#### Entries shown ####

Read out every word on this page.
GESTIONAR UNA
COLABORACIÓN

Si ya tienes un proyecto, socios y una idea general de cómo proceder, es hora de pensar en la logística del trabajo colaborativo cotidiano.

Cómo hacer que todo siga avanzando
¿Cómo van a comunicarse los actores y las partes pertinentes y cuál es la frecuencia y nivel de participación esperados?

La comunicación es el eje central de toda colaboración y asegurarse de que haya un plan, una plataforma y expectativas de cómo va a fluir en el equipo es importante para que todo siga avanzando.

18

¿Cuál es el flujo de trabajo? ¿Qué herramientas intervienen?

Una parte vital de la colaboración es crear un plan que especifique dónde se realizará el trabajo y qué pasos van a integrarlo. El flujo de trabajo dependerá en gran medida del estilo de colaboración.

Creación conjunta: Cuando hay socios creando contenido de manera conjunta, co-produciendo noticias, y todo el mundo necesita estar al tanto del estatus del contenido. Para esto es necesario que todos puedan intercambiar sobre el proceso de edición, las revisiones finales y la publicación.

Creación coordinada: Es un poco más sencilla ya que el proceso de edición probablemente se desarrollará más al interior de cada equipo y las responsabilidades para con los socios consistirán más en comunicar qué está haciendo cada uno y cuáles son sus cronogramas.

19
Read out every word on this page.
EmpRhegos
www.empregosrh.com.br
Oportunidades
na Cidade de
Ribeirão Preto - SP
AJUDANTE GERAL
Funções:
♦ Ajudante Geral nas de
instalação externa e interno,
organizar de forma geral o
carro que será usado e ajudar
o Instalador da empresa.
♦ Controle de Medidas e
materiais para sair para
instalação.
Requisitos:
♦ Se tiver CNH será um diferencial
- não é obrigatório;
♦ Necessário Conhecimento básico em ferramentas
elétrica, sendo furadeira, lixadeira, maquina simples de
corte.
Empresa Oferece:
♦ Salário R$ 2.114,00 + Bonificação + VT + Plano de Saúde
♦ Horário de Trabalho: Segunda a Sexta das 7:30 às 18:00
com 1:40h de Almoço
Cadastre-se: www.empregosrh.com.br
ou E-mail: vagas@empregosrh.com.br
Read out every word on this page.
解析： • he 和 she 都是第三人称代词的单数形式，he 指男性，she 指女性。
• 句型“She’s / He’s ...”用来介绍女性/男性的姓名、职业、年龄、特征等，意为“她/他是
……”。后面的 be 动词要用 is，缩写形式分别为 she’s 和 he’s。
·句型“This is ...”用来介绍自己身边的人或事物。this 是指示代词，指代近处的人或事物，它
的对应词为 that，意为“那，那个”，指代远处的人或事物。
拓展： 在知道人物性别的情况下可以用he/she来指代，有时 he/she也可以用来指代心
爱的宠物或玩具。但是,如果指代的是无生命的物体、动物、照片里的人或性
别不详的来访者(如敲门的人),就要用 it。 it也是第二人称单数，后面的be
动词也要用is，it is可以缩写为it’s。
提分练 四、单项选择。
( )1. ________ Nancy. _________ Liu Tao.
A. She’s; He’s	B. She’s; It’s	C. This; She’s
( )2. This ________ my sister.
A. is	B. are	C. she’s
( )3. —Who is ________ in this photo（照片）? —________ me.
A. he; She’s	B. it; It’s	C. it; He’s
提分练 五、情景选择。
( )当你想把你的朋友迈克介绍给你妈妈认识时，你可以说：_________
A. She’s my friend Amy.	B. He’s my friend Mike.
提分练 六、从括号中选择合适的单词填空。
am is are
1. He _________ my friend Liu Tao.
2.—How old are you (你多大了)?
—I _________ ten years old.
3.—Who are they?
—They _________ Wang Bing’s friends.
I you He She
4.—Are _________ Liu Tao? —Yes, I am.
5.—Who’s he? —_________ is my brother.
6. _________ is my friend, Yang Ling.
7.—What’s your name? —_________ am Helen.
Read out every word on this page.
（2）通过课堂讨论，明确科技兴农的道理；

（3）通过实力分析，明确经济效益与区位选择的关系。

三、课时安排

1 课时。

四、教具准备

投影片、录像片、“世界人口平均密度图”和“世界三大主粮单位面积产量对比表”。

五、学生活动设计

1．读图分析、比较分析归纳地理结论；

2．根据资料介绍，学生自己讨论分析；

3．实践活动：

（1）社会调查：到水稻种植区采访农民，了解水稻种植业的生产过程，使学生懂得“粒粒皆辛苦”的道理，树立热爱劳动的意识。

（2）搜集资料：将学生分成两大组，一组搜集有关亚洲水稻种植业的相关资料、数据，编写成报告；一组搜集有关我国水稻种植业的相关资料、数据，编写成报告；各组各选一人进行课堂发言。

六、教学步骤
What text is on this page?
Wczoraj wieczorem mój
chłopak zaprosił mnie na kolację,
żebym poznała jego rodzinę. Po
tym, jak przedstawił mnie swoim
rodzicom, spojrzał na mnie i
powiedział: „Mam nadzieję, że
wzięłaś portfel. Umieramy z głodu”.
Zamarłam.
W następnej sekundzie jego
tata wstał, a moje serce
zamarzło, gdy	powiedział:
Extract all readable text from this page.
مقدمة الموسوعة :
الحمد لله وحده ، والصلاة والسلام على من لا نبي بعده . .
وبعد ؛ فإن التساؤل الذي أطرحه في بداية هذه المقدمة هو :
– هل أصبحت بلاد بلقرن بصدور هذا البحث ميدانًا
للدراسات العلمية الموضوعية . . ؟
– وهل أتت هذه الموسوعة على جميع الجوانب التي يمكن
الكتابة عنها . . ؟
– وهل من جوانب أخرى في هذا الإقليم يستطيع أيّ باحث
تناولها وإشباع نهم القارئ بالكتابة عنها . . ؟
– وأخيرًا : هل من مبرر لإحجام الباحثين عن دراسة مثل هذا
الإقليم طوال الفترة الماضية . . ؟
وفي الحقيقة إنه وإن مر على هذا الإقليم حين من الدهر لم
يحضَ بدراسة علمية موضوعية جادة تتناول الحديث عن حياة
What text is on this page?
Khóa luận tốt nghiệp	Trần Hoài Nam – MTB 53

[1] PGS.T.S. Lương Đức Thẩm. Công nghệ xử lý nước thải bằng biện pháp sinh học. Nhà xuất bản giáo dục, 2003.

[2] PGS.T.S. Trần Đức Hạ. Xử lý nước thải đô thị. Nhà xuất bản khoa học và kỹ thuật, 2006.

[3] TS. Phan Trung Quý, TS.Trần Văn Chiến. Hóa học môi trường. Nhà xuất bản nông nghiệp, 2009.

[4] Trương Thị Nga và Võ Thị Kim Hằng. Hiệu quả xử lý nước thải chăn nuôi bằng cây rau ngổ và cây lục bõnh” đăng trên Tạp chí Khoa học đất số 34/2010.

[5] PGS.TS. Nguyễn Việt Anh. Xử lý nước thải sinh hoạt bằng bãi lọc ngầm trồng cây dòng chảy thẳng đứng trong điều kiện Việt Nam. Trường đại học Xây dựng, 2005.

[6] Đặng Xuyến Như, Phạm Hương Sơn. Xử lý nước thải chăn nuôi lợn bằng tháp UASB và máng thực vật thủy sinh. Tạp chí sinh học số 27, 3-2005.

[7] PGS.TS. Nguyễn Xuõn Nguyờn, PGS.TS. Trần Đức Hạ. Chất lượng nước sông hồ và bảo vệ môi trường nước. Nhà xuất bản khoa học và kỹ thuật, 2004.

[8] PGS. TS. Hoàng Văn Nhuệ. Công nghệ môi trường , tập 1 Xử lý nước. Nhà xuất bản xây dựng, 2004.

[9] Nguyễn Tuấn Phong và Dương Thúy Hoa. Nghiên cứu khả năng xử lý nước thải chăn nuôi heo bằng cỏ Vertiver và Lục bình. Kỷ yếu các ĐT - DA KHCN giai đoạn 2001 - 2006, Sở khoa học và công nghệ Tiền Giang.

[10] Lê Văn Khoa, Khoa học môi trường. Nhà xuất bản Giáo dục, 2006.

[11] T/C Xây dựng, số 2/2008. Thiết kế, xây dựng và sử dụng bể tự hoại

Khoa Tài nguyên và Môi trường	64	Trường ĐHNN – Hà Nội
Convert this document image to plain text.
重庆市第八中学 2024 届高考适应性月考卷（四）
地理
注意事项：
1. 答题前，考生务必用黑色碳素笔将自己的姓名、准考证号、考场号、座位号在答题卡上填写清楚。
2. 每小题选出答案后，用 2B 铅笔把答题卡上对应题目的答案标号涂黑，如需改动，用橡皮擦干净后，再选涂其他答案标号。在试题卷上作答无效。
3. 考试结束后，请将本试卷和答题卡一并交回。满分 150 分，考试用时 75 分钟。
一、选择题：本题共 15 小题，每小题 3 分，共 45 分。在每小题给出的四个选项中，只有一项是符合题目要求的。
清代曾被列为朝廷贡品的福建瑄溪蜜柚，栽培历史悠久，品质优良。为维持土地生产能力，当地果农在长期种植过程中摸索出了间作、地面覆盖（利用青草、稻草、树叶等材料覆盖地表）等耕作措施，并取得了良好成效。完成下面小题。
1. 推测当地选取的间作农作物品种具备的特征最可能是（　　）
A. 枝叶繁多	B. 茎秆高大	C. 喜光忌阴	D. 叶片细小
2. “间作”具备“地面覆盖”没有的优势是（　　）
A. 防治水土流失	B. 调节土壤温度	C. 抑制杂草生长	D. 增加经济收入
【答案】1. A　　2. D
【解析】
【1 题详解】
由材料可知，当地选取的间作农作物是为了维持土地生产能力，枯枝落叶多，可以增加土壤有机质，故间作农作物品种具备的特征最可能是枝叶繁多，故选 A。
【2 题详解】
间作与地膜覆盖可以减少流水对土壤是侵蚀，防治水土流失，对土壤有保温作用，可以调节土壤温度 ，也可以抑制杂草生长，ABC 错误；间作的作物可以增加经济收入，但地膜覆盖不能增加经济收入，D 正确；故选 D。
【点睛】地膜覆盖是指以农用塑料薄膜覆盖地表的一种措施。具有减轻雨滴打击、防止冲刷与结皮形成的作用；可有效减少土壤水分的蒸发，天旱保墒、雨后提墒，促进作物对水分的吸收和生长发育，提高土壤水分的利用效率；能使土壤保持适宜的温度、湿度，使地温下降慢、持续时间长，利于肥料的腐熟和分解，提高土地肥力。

####

Task statement: Keep only those lines of the records that hold "الموسوعة", and return them.

Task result:
مقدمة الموسوعة :
– وهل أتت هذه الموسوعة على جميع الجوانب التي يمكن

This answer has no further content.